Collected data entries
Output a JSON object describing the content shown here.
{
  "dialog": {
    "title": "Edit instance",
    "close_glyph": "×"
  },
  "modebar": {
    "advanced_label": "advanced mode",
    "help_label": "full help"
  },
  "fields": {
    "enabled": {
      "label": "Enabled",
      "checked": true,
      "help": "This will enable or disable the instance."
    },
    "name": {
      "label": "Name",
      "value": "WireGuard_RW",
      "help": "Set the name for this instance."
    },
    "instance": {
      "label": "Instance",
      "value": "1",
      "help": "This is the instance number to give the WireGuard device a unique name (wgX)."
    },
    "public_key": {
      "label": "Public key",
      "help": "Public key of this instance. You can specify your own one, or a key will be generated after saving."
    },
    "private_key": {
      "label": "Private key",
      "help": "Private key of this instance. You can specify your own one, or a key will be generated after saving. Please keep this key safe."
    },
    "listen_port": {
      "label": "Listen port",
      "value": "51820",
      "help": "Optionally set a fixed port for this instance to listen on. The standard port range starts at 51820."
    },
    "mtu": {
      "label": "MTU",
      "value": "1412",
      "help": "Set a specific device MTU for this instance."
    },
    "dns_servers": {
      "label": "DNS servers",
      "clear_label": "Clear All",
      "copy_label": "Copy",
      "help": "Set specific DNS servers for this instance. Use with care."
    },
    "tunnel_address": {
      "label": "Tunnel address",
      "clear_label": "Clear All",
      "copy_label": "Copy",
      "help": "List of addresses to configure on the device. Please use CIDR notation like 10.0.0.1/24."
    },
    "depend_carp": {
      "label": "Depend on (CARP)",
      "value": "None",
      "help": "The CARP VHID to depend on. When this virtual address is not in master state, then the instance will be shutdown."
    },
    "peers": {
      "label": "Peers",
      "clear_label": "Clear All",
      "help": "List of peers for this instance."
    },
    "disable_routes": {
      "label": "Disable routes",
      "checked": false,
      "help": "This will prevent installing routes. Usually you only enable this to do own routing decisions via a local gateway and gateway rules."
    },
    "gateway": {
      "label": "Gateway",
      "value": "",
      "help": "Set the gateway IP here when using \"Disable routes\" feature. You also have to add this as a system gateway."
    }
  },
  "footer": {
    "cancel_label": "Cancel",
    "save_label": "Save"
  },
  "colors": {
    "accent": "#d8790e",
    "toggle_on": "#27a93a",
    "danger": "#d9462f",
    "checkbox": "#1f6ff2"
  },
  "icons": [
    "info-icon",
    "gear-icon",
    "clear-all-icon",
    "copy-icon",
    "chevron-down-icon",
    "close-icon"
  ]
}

WHAT TO PRODUCE ->
Write out all of the records above exactly as they appear.

REPLY TO THE TASK ->
Output a JSON object describing the content shown here.
{
  "dialog": {
    "title": "Edit instance",
    "close_glyph": "×"
  },
  "modebar": {
    "advanced_label": "advanced mode",
    "help_label": "full help"
  },
  "fields": {
    "enabled": {
      "label": "Enabled",
      "checked": true,
      "help": "This will enable or disable the instance."
    },
    "name": {
      "label": "Name",
      "value": "WireGuard_RW",
      "help": "Set the name for this instance."
    },
    "instance": {
      "label": "Instance",
      "value": "1",
      "help": "This is the instance number to give the WireGuard device a unique name (wgX)."
    },
    "public_key": {
      "label": "Public key",
      "help": "Public key of this instance. You can specify your own one, or a key will be generated after saving."
    },
    "private_key": {
      "label": "Private key",
      "help": "Private key of this instance. You can specify your own one, or a key will be generated after saving. Please keep this key safe."
    },
    "listen_port": {
      "label": "Listen port",
      "value": "51820",
      "help": "Optionally set a fixed port for this instance to listen on. The standard port range starts at 51820."
    },
    "mtu": {
      "label": "MTU",
      "value": "1412",
      "help": "Set a specific device MTU for this instance."
    },
    "dns_servers": {
      "label": "DNS servers",
      "clear_label": "Clear All",
      "copy_label": "Copy",
      "help": "Set specific DNS servers for this instance. Use with care."
    },
    "tunnel_address": {
      "label": "Tunnel address",
      "clear_label": "Clear All",
      "copy_label": "Copy",
      "help": "List of addresses to configure on the device. Please use CIDR notation like 10.0.0.1/24."
    },
    "depend_carp": {
      "label": "Depend on (CARP)",
      "value": "None",
      "help": "The CARP VHID to depend on. When this virtual address is not in master state, then the instance will be shutdown."
    },
    "peers": {
      "label": "Peers",
      "clear_label": "Clear All",
      "help": "List of peers for this instance."
    },
    "disable_routes": {
      "label": "Disable routes",
      "checked": false,
      "help": "This will prevent installing routes. Usually you only enable this to do own routing decisions via a local gateway and gateway rules."
    },
    "gateway": {
      "label": "Gateway",
      "value": "",
      "help": "Set the gateway IP here when using \"Disable routes\" feature. You also have to add this as a system gateway."
    }
  },
  "footer": {
    "cancel_label": "Cancel",
    "save_label": "Save"
  },
  "colors": {
    "accent": "#d8790e",
    "toggle_on": "#27a93a",
    "danger": "#d9462f",
    "checkbox": "#1f6ff2"
  },
  "icons": [
    "info-icon",
    "gear-icon",
    "clear-all-icon",
    "copy-icon",
    "chevron-down-icon",
    "close-icon"
  ]
}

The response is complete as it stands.